*Entries provided*
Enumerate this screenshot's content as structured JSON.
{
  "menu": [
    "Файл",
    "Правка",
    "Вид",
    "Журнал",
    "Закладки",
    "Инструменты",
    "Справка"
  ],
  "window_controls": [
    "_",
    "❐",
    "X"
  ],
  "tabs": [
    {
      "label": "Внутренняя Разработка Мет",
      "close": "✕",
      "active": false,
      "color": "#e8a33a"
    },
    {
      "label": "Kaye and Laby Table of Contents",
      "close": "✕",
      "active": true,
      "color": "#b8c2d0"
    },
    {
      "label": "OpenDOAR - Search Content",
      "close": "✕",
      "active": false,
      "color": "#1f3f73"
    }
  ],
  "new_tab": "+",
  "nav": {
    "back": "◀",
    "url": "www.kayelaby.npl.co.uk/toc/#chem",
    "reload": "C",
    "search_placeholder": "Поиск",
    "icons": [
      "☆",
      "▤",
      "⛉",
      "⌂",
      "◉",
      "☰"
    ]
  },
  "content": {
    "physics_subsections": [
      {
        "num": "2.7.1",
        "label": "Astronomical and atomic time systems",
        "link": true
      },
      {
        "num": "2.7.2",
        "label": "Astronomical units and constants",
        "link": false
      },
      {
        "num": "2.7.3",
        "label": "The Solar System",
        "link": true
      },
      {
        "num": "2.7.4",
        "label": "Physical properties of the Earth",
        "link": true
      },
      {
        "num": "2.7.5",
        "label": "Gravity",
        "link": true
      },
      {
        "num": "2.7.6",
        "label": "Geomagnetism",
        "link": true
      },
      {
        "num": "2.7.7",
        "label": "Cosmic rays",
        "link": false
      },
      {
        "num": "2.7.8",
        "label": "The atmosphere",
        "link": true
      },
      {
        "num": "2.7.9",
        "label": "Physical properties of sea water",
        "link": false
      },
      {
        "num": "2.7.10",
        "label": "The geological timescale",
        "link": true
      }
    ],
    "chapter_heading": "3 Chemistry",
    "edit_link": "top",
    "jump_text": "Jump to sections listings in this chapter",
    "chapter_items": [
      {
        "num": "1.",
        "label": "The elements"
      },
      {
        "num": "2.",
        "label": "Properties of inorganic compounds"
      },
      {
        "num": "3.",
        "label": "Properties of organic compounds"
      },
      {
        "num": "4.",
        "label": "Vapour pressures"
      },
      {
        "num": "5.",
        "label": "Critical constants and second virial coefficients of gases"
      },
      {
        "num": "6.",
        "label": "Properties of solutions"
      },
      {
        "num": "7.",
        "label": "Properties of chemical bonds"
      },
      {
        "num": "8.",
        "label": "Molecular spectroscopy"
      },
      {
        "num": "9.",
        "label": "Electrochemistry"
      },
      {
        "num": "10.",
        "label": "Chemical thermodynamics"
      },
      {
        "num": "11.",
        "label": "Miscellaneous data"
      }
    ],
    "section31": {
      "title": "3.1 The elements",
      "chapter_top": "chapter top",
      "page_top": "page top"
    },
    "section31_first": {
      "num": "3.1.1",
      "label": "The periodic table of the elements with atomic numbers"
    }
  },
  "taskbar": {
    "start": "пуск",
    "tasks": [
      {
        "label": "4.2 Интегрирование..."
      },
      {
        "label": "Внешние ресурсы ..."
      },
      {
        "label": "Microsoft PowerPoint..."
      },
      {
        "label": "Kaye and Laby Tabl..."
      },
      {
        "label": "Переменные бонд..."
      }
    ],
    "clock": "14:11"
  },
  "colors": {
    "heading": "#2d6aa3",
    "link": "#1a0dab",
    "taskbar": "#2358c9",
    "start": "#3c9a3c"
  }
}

*Instructions to follow*
Restate all of the entries above precisely.

*Result of the task*
Enumerate this screenshot's content as structured JSON.
{
  "menu": [
    "Файл",
    "Правка",
    "Вид",
    "Журнал",
    "Закладки",
    "Инструменты",
    "Справка"
  ],
  "window_controls": [
    "_",
    "❐",
    "X"
  ],
  "tabs": [
    {
      "label": "Внутренняя Разработка Мет",
      "close": "✕",
      "active": false,
      "color": "#e8a33a"
    },
    {
      "label": "Kaye and Laby Table of Contents",
      "close": "✕",
      "active": true,
      "color": "#b8c2d0"
    },
    {
      "label": "OpenDOAR - Search Content",
      "close": "✕",
      "active": false,
      "color": "#1f3f73"
    }
  ],
  "new_tab": "+",
  "nav": {
    "back": "◀",
    "url": "www.kayelaby.npl.co.uk/toc/#chem",
    "reload": "C",
    "search_placeholder": "Поиск",
    "icons": [
      "☆",
      "▤",
      "⛉",
      "⌂",
      "◉",
      "☰"
    ]
  },
  "content": {
    "physics_subsections": [
      {
        "num": "2.7.1",
        "label": "Astronomical and atomic time systems",
        "link": true
      },
      {
        "num": "2.7.2",
        "label": "Astronomical units and constants",
        "link": false
      },
      {
        "num": "2.7.3",
        "label": "The Solar System",
        "link": true
      },
      {
        "num": "2.7.4",
        "label": "Physical properties of the Earth",
        "link": true
      },
      {
        "num": "2.7.5",
        "label": "Gravity",
        "link": true
      },
      {
        "num": "2.7.6",
        "label": "Geomagnetism",
        "link": true
      },
      {
        "num": "2.7.7",
        "label": "Cosmic rays",
        "link": false
      },
      {
        "num": "2.7.8",
        "label": "The atmosphere",
        "link": true
      },
      {
        "num": "2.7.9",
        "label": "Physical properties of sea water",
        "link": false
      },
      {
        "num": "2.7.10",
        "label": "The geological timescale",
        "link": true
      }
    ],
    "chapter_heading": "3 Chemistry",
    "edit_link": "top",
    "jump_text": "Jump to sections listings in this chapter",
    "chapter_items": [
      {
        "num": "1.",
        "label": "The elements"
      },
      {
        "num": "2.",
        "label": "Properties of inorganic compounds"
      },
      {
        "num": "3.",
        "label": "Properties of organic compounds"
      },
      {
        "num": "4.",
        "label": "Vapour pressures"
      },
      {
        "num": "5.",
        "label": "Critical constants and second virial coefficients of gases"
      },
      {
        "num": "6.",
        "label": "Properties of solutions"
      },
      {
        "num": "7.",
        "label": "Properties of chemical bonds"
      },
      {
        "num": "8.",
        "label": "Molecular spectroscopy"
      },
      {
        "num": "9.",
        "label": "Electrochemistry"
      },
      {
        "num": "10.",
        "label": "Chemical thermodynamics"
      },
      {
        "num": "11.",
        "label": "Miscellaneous data"
      }
    ],
    "section31": {
      "title": "3.1 The elements",
      "chapter_top": "chapter top",
      "page_top": "page top"
    },
    "section31_first": {
      "num": "3.1.1",
      "label": "The periodic table of the elements with atomic numbers"
    }
  },
  "taskbar": {
    "start": "пуск",
    "tasks": [
      {
        "label": "4.2 Интегрирование..."
      },
      {
        "label": "Внешние ресурсы ..."
      },
      {
        "label": "Microsoft PowerPoint..."
      },
      {
        "label": "Kaye and Laby Tabl..."
      },
      {
        "label": "Переменные бонд..."
      }
    ],
    "clock": "14:11"
  },
  "colors": {
    "heading": "#2d6aa3",
    "link": "#1a0dab",
    "taskbar": "#2358c9",
    "start": "#3c9a3c"
  }
}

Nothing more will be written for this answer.